Request
Below are records to repeat exactly. Omit the pictures from the copy.

BEGIN Data for processing

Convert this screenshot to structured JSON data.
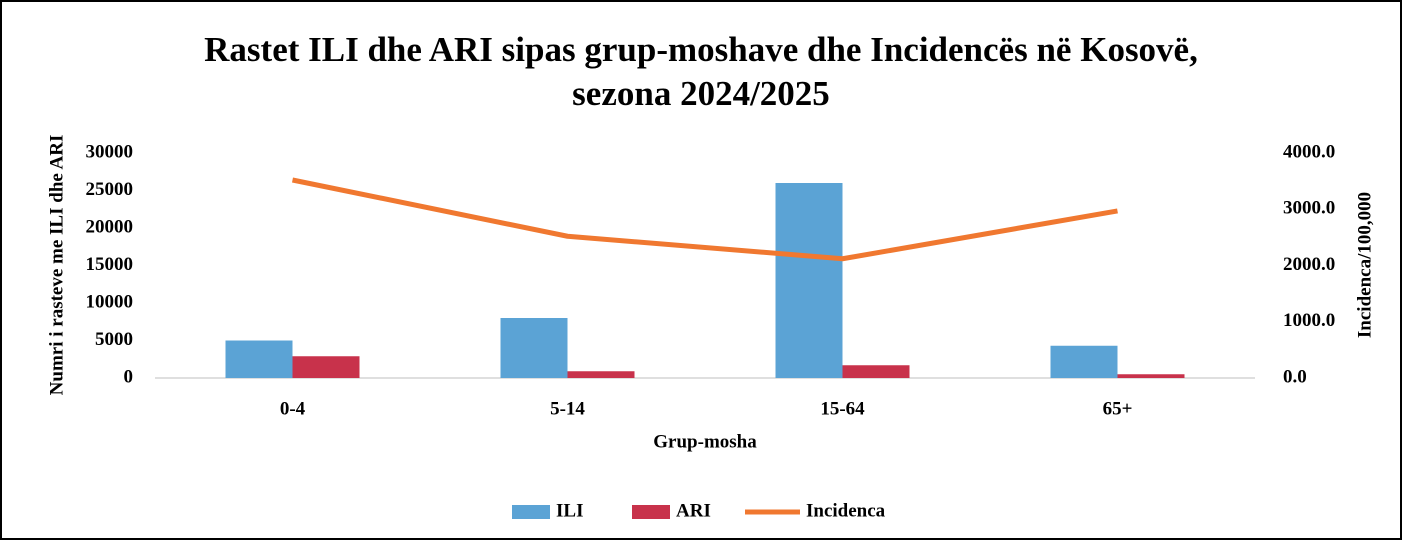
{
  "chart_data": {
    "type": "bar-line",
    "title": "Rastet ILI dhe ARI sipas grup-moshave dhe Incidencës në Kosovë, sezona 2024/2025",
    "x_label": "Grup-mosha",
    "y_label": "Numri i rasteve me ILI dhe ARI",
    "y2_label": "Incidenca/100,000",
    "categories": [
      "0-4",
      "5-14",
      "15-64",
      "65+"
    ],
    "series": [
      {
        "name": "ILI",
        "type": "bar",
        "color": "#5ba3d5",
        "values": [
          5000,
          8000,
          26000,
          4300
        ]
      },
      {
        "name": "ARI",
        "type": "bar",
        "color": "#c8324b",
        "values": [
          2900,
          900,
          1700,
          500
        ]
      },
      {
        "name": "Incidenca",
        "type": "line",
        "axis": "y2",
        "color": "#f07830",
        "values": [
          3520,
          2520,
          2120,
          2970
        ]
      }
    ],
    "ylim": [
      0,
      30000
    ],
    "yticks": [
      0,
      5000,
      10000,
      15000,
      20000,
      25000,
      30000
    ],
    "y2lim": [
      0,
      4000
    ],
    "y2ticks": [
      {
        "value": 0,
        "label": "0.0"
      },
      {
        "value": 1000,
        "label": "1000.0"
      },
      {
        "value": 2000,
        "label": "2000.0"
      },
      {
        "value": 3000,
        "label": "3000.0"
      },
      {
        "value": 4000,
        "label": "4000.0"
      }
    ],
    "legend": "bottom",
    "grid": false
  }
}
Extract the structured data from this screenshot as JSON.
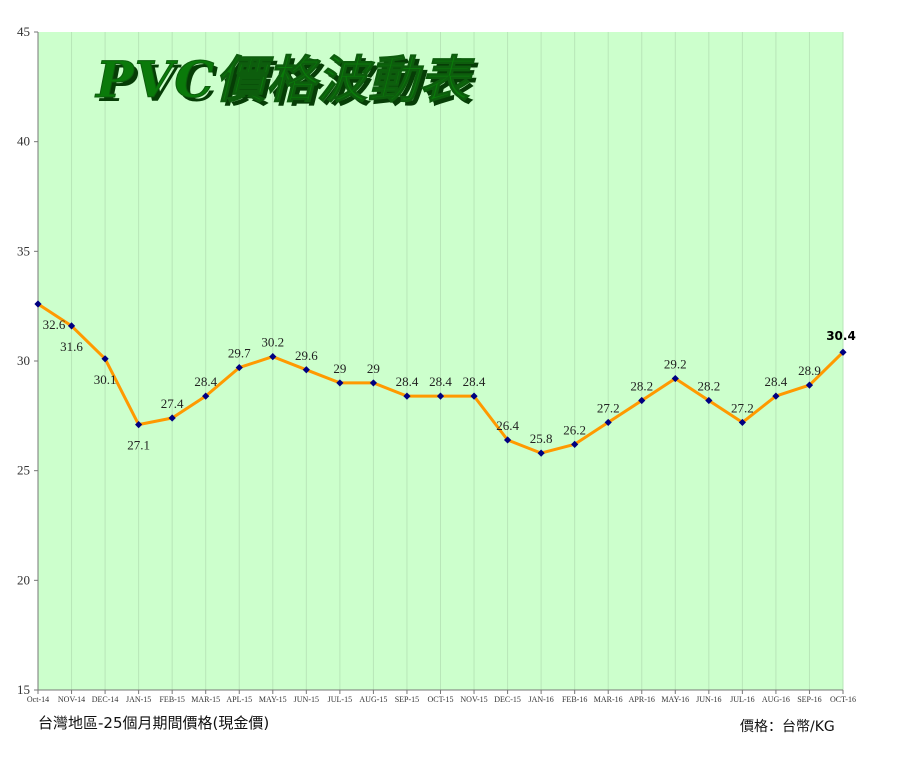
{
  "chart_data": {
    "type": "line",
    "title": "PVC價格波動表",
    "categories": [
      "Oct-14",
      "NOV-14",
      "DEC-14",
      "JAN-15",
      "FEB-15",
      "MAR-15",
      "APL-15",
      "MAY-15",
      "JUN-15",
      "JUL-15",
      "AUG-15",
      "SEP-15",
      "OCT-15",
      "NOV-15",
      "DEC-15",
      "JAN-16",
      "FEB-16",
      "MAR-16",
      "APR-16",
      "MAY-16",
      "JUN-16",
      "JUL-16",
      "AUG-16",
      "SEP-16",
      "OCT-16"
    ],
    "series": [
      {
        "values": [
          32.6,
          31.6,
          30.1,
          27.1,
          27.4,
          28.4,
          29.7,
          30.2,
          29.6,
          29,
          29,
          28.4,
          28.4,
          28.4,
          26.4,
          25.8,
          26.2,
          27.2,
          28.2,
          29.2,
          28.2,
          27.2,
          28.4,
          28.9,
          30.4
        ]
      }
    ],
    "data_labels": [
      "32.6",
      "31.6",
      "30.1",
      "27.1",
      "27.4",
      "28.4",
      "29.7",
      "30.2",
      "29.6",
      "29",
      "29",
      "28.4",
      "28.4",
      "28.4",
      "26.4",
      "25.8",
      "26.2",
      "27.2",
      "28.2",
      "29.2",
      "28.2",
      "27.2",
      "28.4",
      "28.9",
      "30.4"
    ],
    "ylim": [
      15,
      45
    ],
    "yticks": [
      "15",
      "20",
      "25",
      "30",
      "35",
      "40",
      "45"
    ],
    "xlabel": "",
    "ylabel": "",
    "grid": true,
    "colors": {
      "plot_background": "#ccffcc",
      "line": "#ff9900",
      "marker": "#000080",
      "title_fill": "#0a7a0a",
      "title_shadow": "#063d06",
      "grid": "#b8e6b8"
    }
  },
  "footer": {
    "left": "台灣地區-25個月期間價格(現金價)",
    "right": "價格：台幣/KG"
  }
}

END Data for processing

Exercise response
Convert this screenshot to structured JSON data.
{
  "chart_data": {
    "type": "bar-line",
    "title": "Rastet ILI dhe ARI sipas grup-moshave dhe Incidencës në Kosovë, sezona 2024/2025",
    "x_label": "Grup-mosha",
    "y_label": "Numri i rasteve me ILI dhe ARI",
    "y2_label": "Incidenca/100,000",
    "categories": [
      "0-4",
      "5-14",
      "15-64",
      "65+"
    ],
    "series": [
      {
        "name": "ILI",
        "type": "bar",
        "color": "#5ba3d5",
        "values": [
          5000,
          8000,
          26000,
          4300
        ]
      },
      {
        "name": "ARI",
        "type": "bar",
        "color": "#c8324b",
        "values": [
          2900,
          900,
          1700,
          500
        ]
      },
      {
        "name": "Incidenca",
        "type": "line",
        "axis": "y2",
        "color": "#f07830",
        "values": [
          3520,
          2520,
          2120,
          2970
        ]
      }
    ],
    "ylim": [
      0,
      30000
    ],
    "yticks": [
      0,
      5000,
      10000,
      15000,
      20000,
      25000,
      30000
    ],
    "y2lim": [
      0,
      4000
    ],
    "y2ticks": [
      {
        "value": 0,
        "label": "0.0"
      },
      {
        "value": 1000,
        "label": "1000.0"
      },
      {
        "value": 2000,
        "label": "2000.0"
      },
      {
        "value": 3000,
        "label": "3000.0"
      },
      {
        "value": 4000,
        "label": "4000.0"
      }
    ],
    "legend": "bottom",
    "grid": false
  }
}
Extract the structured data from this screenshot as JSON.
{
  "chart_data": {
    "type": "line",
    "title": "PVC價格波動表",
    "categories": [
      "Oct-14",
      "NOV-14",
      "DEC-14",
      "JAN-15",
      "FEB-15",
      "MAR-15",
      "APL-15",
      "MAY-15",
      "JUN-15",
      "JUL-15",
      "AUG-15",
      "SEP-15",
      "OCT-15",
      "NOV-15",
      "DEC-15",
      "JAN-16",
      "FEB-16",
      "MAR-16",
      "APR-16",
      "MAY-16",
      "JUN-16",
      "JUL-16",
      "AUG-16",
      "SEP-16",
      "OCT-16"
    ],
    "series": [
      {
        "values": [
          32.6,
          31.6,
          30.1,
          27.1,
          27.4,
          28.4,
          29.7,
          30.2,
          29.6,
          29,
          29,
          28.4,
          28.4,
          28.4,
          26.4,
          25.8,
          26.2,
          27.2,
          28.2,
          29.2,
          28.2,
          27.2,
          28.4,
          28.9,
          30.4
        ]
      }
    ],
    "data_labels": [
      "32.6",
      "31.6",
      "30.1",
      "27.1",
      "27.4",
      "28.4",
      "29.7",
      "30.2",
      "29.6",
      "29",
      "29",
      "28.4",
      "28.4",
      "28.4",
      "26.4",
      "25.8",
      "26.2",
      "27.2",
      "28.2",
      "29.2",
      "28.2",
      "27.2",
      "28.4",
      "28.9",
      "30.4"
    ],
    "ylim": [
      15,
      45
    ],
    "yticks": [
      "15",
      "20",
      "25",
      "30",
      "35",
      "40",
      "45"
    ],
    "xlabel": "",
    "ylabel": "",
    "grid": true,
    "colors": {
      "plot_background": "#ccffcc",
      "line": "#ff9900",
      "marker": "#000080",
      "title_fill": "#0a7a0a",
      "title_shadow": "#063d06",
      "grid": "#b8e6b8"
    }
  },
  "footer": {
    "left": "台灣地區-25個月期間價格(現金價)",
    "right": "價格：台幣/KG"
  }
}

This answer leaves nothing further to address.